Stored data entries:
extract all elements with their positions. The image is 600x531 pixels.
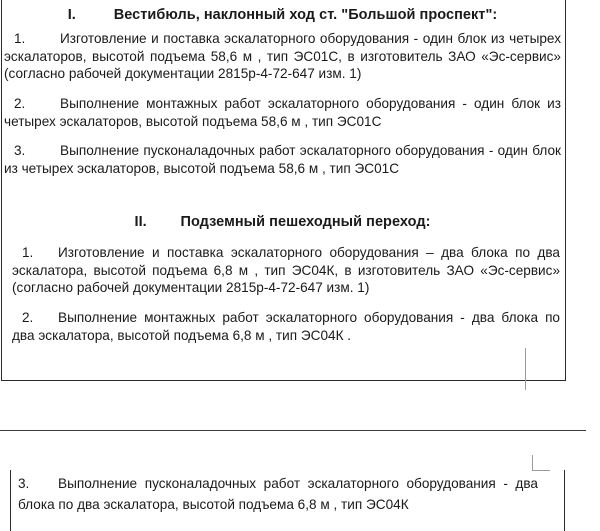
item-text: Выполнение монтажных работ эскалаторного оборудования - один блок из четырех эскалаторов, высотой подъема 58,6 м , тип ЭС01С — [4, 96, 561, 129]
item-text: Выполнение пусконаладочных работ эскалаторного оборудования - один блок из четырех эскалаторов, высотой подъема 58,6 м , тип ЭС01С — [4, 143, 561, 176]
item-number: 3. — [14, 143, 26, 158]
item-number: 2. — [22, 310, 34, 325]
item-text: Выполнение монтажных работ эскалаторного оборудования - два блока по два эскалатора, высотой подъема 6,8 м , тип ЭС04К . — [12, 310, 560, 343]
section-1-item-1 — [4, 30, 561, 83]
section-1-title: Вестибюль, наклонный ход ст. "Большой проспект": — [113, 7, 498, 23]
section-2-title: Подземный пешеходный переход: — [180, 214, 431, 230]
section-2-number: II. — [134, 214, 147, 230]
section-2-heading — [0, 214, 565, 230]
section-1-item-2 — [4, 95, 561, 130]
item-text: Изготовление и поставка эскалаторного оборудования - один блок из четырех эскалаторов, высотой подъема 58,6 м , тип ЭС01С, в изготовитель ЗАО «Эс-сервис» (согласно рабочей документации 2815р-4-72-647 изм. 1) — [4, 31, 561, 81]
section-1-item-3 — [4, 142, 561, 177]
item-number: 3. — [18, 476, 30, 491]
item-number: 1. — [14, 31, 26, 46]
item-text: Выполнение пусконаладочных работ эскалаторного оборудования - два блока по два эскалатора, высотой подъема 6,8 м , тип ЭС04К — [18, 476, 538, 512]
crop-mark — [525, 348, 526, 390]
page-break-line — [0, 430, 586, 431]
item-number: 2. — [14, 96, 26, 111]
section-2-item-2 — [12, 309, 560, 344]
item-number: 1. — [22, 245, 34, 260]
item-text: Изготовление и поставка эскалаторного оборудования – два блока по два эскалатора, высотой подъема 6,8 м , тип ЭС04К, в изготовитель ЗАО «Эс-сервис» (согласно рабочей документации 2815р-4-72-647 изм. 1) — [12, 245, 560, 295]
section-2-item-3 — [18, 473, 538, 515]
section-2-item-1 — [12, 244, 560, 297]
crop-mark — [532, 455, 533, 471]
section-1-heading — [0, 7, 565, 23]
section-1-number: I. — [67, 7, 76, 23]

Problem requirements: Reproduce every line of the records above word for word, omitting the pictures.

The reply:
extract all elements with their positions. The image is 600x531 pixels.
item-text: Выполнение монтажных работ эскалаторного оборудования - один блок из четырех эскалаторов, высотой подъема 58,6 м , тип ЭС01С — [4, 96, 561, 129]
item-text: Выполнение пусконаладочных работ эскалаторного оборудования - один блок из четырех эскалаторов, высотой подъема 58,6 м , тип ЭС01С — [4, 143, 561, 176]
item-number: 3. — [14, 143, 26, 158]
item-number: 2. — [22, 310, 34, 325]
item-text: Выполнение монтажных работ эскалаторного оборудования - два блока по два эскалатора, высотой подъема 6,8 м , тип ЭС04К . — [12, 310, 560, 343]
section-1-item-1 — [4, 30, 561, 83]
section-1-title: Вестибюль, наклонный ход ст. "Большой проспект": — [113, 7, 498, 23]
section-2-title: Подземный пешеходный переход: — [180, 214, 431, 230]
section-2-number: II. — [134, 214, 147, 230]
section-2-heading — [0, 214, 565, 230]
section-1-item-2 — [4, 95, 561, 130]
item-text: Изготовление и поставка эскалаторного оборудования - один блок из четырех эскалаторов, высотой подъема 58,6 м , тип ЭС01С, в изготовитель ЗАО «Эс-сервис» (согласно рабочей документации 2815р-4-72-647 изм. 1) — [4, 31, 561, 81]
section-1-item-3 — [4, 142, 561, 177]
item-number: 3. — [18, 476, 30, 491]
item-number: 1. — [14, 31, 26, 46]
item-text: Выполнение пусконаладочных работ эскалаторного оборудования - два блока по два эскалатора, высотой подъема 6,8 м , тип ЭС04К — [18, 476, 538, 512]
crop-mark — [525, 348, 526, 390]
page-break-line — [0, 430, 586, 431]
item-number: 2. — [14, 96, 26, 111]
section-2-item-2 — [12, 309, 560, 344]
item-number: 1. — [22, 245, 34, 260]
item-text: Изготовление и поставка эскалаторного оборудования – два блока по два эскалатора, высотой подъема 6,8 м , тип ЭС04К, в изготовитель ЗАО «Эс-сервис» (согласно рабочей документации 2815р-4-72-647 изм. 1) — [12, 245, 560, 295]
section-2-item-3 — [18, 473, 538, 515]
section-2-item-1 — [12, 244, 560, 297]
crop-mark — [532, 455, 533, 471]
section-1-heading — [0, 7, 565, 23]
section-1-number: I. — [67, 7, 76, 23]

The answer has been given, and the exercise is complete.